## STATED TASK
Using the listing below, extract each line that has the word "Financial" in it.
------
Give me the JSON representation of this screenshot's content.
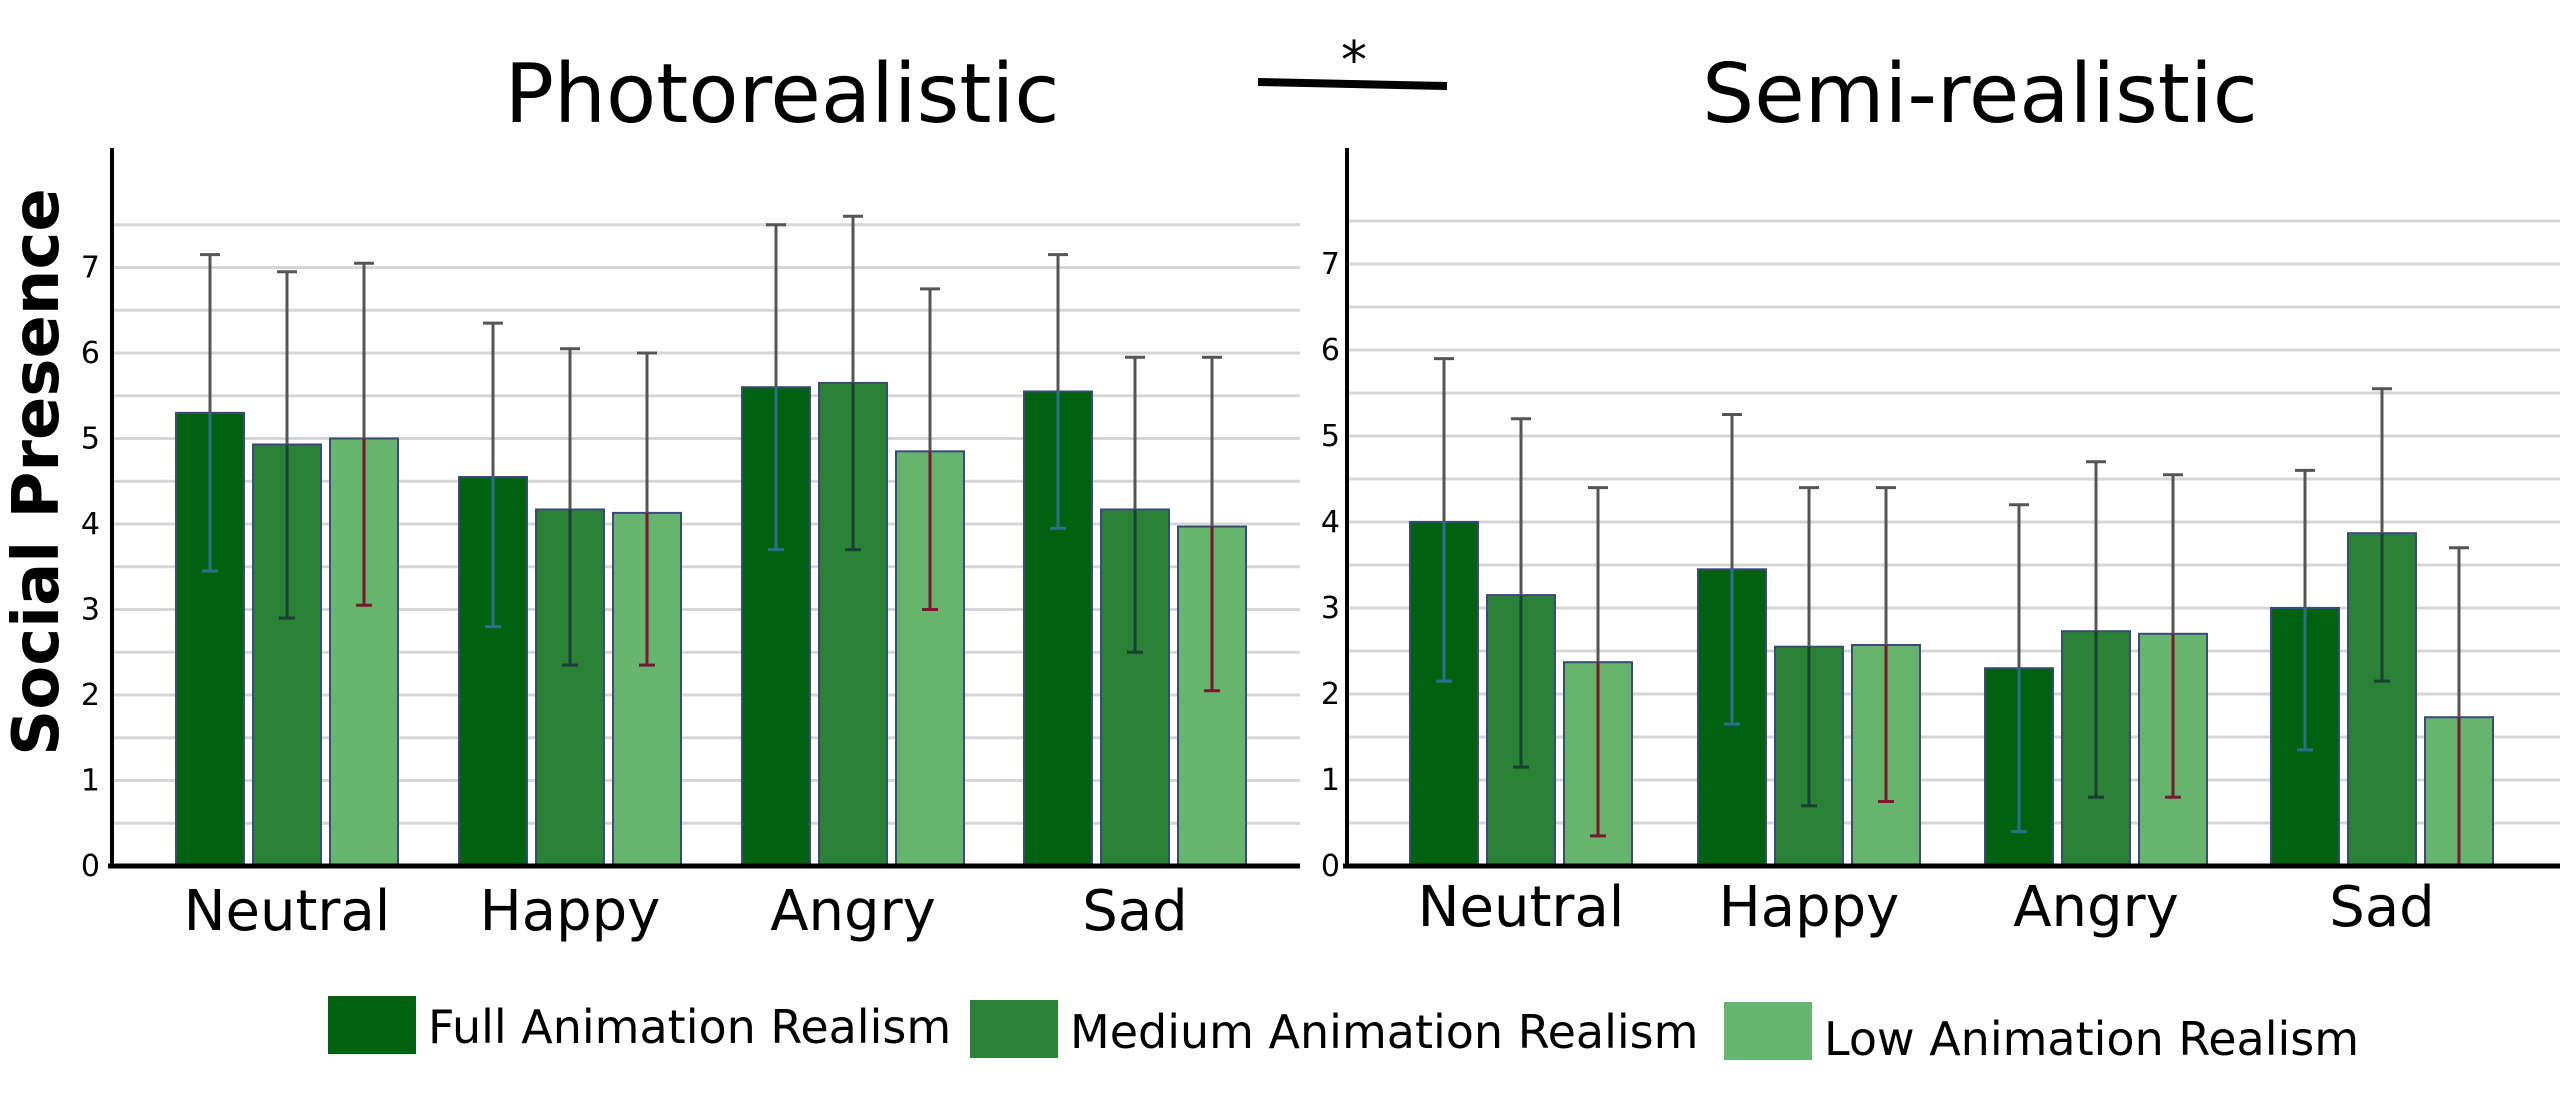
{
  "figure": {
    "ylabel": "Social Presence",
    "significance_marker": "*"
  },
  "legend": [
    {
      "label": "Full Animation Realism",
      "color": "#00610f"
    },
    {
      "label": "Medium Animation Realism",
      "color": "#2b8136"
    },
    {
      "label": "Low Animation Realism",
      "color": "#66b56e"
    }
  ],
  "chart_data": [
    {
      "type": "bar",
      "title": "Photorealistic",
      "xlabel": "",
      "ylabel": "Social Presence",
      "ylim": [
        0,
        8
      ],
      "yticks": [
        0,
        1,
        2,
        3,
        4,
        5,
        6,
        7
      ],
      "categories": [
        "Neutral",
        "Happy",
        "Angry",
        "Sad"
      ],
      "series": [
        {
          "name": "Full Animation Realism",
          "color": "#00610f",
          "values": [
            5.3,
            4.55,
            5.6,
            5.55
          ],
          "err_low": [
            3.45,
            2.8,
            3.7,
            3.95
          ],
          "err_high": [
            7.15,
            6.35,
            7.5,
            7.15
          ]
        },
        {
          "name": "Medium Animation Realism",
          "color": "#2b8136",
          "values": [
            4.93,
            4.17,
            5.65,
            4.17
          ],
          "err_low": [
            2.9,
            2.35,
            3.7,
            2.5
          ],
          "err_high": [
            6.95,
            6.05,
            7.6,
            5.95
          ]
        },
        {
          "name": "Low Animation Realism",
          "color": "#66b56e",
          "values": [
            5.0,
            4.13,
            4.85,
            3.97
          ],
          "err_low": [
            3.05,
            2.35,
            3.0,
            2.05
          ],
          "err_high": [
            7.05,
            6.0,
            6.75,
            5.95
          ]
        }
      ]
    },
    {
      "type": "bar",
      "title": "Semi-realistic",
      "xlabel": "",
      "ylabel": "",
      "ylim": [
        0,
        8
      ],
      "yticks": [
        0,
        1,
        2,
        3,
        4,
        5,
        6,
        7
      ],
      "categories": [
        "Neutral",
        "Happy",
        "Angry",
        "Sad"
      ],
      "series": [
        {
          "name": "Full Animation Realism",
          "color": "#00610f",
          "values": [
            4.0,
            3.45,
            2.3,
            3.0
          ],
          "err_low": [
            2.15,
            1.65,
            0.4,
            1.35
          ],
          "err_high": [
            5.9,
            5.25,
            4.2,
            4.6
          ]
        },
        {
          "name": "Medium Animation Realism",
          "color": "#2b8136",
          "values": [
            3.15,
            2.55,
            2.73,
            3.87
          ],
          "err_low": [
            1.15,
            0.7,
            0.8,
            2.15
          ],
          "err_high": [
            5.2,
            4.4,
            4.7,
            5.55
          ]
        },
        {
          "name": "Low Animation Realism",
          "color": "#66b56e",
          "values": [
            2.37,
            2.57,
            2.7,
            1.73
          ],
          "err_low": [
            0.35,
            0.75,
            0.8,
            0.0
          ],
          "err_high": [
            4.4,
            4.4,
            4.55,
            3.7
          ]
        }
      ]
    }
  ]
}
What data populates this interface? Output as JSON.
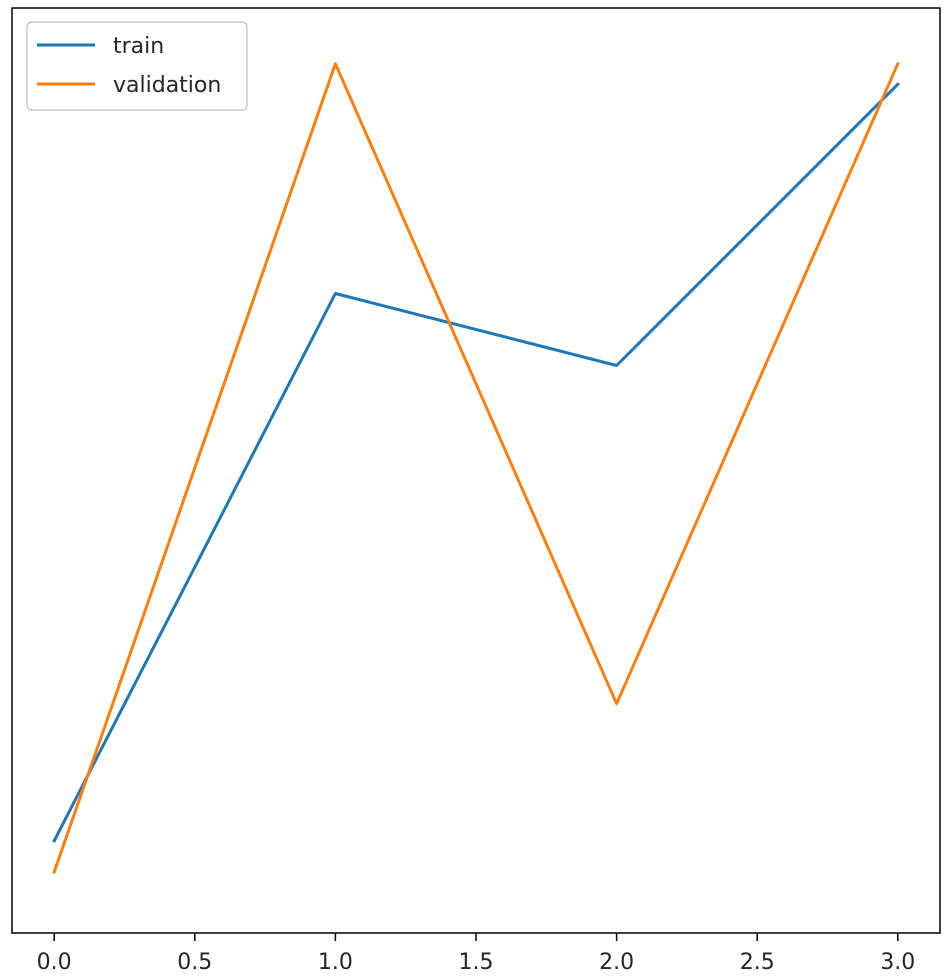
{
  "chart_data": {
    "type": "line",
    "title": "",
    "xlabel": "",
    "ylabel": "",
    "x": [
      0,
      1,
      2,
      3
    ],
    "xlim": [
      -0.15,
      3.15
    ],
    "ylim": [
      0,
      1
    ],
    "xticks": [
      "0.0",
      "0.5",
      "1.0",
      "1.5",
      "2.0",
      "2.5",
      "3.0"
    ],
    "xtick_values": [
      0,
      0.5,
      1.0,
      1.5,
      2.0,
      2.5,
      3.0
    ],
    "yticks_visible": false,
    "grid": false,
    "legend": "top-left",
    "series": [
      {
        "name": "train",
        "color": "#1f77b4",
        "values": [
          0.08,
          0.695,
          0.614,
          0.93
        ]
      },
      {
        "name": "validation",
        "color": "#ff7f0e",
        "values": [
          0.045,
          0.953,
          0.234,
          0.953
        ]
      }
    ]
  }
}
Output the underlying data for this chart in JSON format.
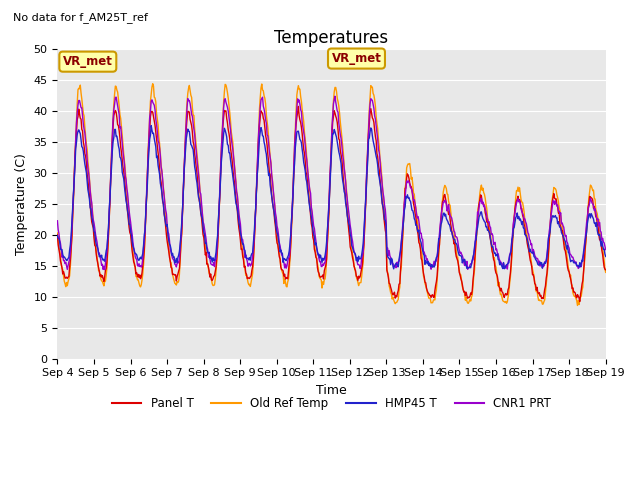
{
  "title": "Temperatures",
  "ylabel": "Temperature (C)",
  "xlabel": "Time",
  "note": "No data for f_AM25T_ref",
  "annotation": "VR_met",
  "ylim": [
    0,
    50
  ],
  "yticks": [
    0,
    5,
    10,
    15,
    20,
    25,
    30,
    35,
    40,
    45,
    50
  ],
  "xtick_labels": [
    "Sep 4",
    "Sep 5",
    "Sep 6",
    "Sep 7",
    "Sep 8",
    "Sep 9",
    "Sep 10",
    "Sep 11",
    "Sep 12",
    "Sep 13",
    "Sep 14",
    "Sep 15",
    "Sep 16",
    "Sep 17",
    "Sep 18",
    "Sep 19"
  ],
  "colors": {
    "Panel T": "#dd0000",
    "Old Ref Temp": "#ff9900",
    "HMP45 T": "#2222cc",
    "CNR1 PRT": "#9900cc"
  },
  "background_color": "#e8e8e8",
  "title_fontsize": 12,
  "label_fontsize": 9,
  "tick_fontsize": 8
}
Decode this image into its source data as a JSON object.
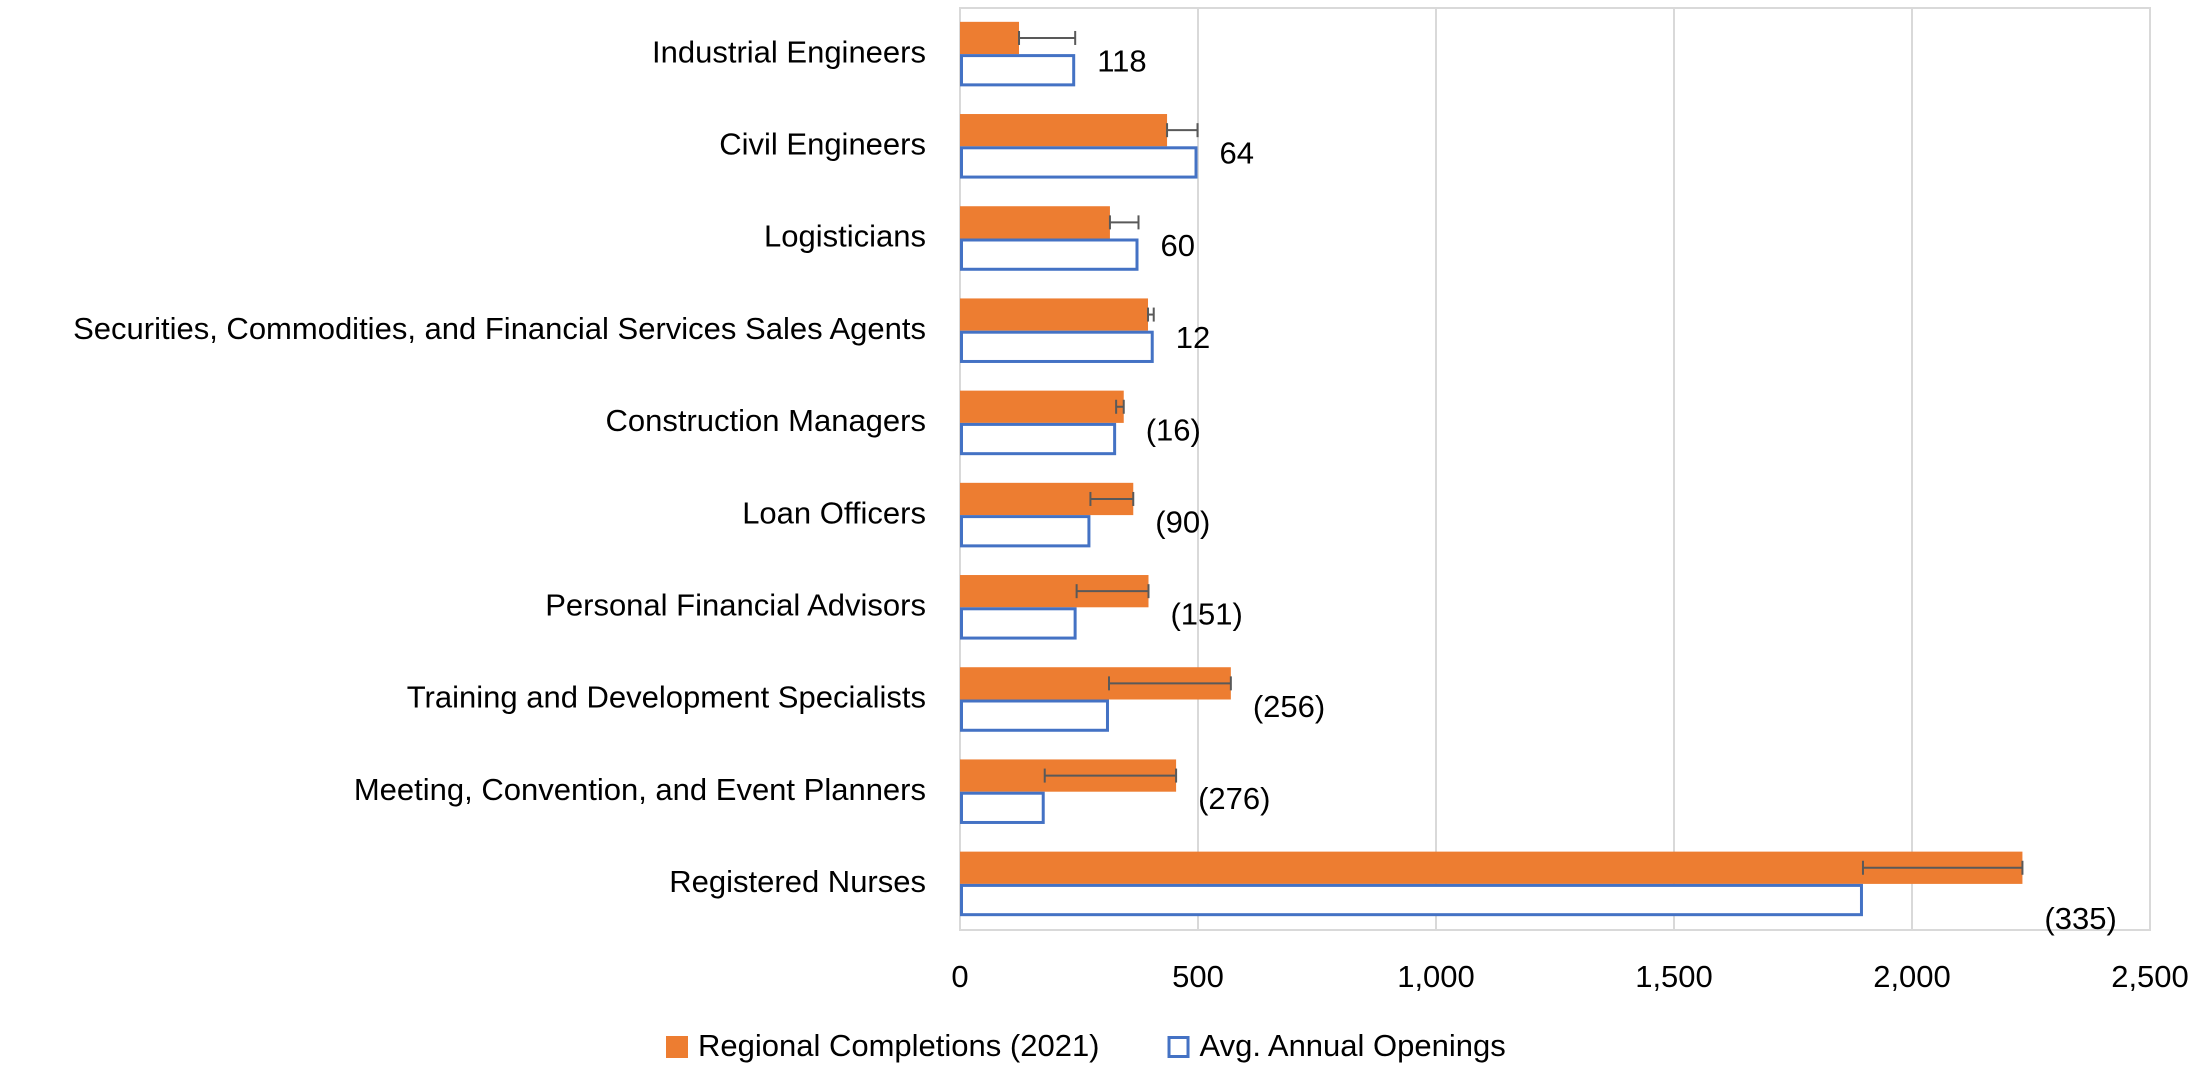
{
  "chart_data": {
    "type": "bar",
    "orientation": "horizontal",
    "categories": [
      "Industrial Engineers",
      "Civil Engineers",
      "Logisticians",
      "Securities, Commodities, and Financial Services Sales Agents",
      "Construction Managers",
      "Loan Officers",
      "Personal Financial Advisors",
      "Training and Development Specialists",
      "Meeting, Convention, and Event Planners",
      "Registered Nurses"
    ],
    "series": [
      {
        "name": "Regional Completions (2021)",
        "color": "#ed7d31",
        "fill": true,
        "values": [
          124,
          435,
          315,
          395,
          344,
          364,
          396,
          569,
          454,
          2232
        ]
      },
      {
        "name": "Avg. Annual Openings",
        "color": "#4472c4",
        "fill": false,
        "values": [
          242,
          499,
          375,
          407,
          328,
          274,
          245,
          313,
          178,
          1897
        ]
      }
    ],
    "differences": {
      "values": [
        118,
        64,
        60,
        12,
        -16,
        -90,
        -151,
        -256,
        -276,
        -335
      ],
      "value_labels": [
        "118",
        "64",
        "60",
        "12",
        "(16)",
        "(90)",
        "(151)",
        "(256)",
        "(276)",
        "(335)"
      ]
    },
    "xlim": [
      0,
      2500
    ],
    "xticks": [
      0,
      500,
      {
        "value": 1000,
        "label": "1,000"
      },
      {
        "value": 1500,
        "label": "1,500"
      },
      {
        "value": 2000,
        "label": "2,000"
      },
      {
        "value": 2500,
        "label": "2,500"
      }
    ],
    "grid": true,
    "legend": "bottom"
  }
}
------
## FINAL RESULT
      "Securities, Commodities, and Financial Services Sales Agents",
      "Personal Financial Advisors",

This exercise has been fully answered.